Work instructions ▸ Gather all lines from the material that contain the word "JSON".

Entries shown ▸
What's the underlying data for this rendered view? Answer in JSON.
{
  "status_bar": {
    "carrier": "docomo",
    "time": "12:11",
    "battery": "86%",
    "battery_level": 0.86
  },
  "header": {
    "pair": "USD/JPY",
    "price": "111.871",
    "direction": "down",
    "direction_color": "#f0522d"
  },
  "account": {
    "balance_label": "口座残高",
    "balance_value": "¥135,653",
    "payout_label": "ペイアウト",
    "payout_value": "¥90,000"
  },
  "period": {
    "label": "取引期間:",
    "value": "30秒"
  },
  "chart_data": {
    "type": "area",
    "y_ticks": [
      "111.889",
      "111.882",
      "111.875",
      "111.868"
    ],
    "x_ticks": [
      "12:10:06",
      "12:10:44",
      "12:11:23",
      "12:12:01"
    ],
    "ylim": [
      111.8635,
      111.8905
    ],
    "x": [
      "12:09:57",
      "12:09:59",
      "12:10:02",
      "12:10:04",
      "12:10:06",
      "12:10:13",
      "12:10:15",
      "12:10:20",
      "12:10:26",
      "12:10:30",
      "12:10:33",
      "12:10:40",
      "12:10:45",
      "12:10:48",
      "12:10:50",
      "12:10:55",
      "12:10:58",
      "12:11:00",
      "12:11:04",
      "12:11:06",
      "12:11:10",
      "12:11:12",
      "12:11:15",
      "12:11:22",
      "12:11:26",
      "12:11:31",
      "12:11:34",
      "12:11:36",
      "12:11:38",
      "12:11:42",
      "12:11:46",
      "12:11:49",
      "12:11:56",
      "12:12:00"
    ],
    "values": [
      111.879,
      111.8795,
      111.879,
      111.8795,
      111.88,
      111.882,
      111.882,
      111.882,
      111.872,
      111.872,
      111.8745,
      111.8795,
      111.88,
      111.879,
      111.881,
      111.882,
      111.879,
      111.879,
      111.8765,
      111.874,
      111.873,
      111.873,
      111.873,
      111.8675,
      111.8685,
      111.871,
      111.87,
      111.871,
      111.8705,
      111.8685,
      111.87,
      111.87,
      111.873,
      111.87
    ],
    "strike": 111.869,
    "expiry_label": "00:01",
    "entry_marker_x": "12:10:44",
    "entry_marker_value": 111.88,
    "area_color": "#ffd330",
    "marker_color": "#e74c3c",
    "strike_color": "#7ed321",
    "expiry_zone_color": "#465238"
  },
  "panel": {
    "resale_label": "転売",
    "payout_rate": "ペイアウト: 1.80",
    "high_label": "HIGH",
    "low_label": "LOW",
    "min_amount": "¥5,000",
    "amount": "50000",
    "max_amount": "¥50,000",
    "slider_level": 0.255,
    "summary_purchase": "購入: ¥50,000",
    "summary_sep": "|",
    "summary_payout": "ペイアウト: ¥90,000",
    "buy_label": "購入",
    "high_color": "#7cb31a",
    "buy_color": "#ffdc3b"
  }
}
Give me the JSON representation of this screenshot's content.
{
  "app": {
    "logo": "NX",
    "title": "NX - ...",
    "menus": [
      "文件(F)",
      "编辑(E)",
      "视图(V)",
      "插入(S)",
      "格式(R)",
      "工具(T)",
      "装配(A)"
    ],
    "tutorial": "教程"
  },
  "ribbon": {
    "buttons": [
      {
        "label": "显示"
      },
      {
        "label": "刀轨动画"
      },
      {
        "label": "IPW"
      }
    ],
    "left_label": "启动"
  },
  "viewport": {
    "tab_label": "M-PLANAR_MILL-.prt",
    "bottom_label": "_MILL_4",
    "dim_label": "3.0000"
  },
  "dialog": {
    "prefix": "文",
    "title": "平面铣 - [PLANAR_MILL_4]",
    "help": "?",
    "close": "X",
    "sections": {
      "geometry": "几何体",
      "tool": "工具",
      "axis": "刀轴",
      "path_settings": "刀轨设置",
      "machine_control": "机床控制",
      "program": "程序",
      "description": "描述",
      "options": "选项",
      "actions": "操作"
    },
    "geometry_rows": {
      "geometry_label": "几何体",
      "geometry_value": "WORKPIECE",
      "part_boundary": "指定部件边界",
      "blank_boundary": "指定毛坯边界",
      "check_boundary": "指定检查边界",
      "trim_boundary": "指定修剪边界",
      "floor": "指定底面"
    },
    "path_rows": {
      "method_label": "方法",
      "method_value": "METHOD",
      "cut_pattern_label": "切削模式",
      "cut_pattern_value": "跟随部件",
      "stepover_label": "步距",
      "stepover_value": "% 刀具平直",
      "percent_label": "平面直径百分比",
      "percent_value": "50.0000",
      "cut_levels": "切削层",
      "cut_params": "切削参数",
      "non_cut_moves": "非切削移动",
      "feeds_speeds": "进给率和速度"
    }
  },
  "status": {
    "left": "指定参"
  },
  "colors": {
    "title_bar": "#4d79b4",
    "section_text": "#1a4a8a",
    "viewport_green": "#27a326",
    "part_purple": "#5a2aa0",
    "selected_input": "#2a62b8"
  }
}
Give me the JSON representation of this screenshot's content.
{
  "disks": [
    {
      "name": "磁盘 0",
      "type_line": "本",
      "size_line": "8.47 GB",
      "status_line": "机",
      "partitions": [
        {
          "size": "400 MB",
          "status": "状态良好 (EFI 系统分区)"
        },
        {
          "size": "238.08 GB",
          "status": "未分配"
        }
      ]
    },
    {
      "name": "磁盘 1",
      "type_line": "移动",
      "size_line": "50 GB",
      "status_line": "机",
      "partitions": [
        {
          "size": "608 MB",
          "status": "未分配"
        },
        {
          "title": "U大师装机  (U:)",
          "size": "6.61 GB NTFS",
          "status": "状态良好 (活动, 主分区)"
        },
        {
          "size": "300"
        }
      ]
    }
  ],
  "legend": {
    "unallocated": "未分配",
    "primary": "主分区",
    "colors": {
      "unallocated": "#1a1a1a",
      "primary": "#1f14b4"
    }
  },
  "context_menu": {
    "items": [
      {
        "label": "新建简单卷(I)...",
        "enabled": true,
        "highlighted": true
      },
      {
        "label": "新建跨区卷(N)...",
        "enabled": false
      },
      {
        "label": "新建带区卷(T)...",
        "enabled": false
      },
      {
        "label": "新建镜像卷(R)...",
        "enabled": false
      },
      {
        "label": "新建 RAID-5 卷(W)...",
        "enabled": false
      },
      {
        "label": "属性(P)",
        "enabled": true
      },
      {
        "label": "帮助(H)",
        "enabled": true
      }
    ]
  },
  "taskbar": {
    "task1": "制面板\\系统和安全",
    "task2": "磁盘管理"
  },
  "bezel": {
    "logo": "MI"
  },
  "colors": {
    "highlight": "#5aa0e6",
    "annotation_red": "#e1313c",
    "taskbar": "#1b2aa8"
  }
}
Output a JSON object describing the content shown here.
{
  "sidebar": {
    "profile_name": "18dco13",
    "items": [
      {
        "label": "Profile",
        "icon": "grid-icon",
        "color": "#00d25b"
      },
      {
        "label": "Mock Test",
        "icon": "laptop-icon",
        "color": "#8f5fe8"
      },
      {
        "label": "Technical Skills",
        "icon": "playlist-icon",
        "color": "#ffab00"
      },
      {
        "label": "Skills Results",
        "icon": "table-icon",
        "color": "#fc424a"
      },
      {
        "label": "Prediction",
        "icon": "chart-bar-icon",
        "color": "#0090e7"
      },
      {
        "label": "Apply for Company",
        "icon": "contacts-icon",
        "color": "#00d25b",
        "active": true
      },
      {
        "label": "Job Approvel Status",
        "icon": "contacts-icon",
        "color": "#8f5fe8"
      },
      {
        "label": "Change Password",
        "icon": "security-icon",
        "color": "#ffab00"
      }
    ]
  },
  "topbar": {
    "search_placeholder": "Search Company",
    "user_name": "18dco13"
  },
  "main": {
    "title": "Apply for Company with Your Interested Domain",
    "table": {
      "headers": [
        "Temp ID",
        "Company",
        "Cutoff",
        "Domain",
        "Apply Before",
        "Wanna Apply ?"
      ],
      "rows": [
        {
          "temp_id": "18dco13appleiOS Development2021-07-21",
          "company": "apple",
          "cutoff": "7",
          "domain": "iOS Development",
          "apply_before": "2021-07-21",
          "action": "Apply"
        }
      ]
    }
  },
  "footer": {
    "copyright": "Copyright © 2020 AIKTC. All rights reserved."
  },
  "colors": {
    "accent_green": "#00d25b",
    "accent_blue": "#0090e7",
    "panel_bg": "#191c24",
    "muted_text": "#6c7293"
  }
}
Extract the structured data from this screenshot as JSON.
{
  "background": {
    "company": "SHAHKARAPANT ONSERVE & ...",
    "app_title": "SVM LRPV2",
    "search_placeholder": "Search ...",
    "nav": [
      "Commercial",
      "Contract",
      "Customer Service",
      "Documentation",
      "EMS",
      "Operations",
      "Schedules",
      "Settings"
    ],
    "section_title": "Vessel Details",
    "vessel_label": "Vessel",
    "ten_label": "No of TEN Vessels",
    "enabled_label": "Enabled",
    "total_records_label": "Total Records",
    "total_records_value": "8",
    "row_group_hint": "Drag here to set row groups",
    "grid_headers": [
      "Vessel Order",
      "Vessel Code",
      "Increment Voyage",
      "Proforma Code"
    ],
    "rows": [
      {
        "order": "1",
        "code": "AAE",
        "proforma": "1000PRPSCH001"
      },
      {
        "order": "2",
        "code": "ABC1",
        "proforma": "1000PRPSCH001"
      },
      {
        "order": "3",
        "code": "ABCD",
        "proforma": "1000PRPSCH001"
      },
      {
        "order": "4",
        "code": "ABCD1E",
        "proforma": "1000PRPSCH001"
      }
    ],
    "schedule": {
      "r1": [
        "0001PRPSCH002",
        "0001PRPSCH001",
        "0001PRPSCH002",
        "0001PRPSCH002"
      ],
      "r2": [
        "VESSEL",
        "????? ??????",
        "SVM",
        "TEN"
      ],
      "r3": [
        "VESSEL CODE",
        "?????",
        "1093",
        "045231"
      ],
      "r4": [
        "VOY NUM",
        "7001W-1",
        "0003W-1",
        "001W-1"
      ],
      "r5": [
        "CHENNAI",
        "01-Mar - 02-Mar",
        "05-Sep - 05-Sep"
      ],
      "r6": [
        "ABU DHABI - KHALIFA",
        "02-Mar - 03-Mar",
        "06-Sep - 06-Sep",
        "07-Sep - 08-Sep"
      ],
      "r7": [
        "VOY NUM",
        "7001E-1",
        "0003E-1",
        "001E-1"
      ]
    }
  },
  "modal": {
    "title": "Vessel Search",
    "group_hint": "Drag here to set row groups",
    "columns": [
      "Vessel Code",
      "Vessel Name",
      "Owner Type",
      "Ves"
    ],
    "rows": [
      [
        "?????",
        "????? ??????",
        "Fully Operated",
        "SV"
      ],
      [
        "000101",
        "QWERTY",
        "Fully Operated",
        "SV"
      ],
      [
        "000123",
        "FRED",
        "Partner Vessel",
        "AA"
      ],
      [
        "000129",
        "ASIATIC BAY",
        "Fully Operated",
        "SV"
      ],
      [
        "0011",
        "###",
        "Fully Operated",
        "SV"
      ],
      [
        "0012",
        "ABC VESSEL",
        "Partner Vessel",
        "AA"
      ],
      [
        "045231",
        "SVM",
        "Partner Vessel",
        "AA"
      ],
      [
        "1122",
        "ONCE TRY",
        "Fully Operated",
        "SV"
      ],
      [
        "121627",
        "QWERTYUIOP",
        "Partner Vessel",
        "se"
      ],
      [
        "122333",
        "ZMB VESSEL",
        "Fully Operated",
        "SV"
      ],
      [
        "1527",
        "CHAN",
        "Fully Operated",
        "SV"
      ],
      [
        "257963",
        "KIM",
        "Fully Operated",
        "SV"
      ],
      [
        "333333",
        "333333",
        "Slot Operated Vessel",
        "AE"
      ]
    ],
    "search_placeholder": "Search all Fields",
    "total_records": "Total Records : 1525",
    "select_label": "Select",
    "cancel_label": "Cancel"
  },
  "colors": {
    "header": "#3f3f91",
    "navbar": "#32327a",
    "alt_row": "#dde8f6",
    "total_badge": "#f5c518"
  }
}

Task answer ▸
What's the underlying data for this rendered view? Answer in JSON.
Give me the JSON representation of this screenshot's content.
Give me the JSON representation of this screenshot's content.
Output a JSON object describing the content shown here.
Extract the structured data from this screenshot as JSON.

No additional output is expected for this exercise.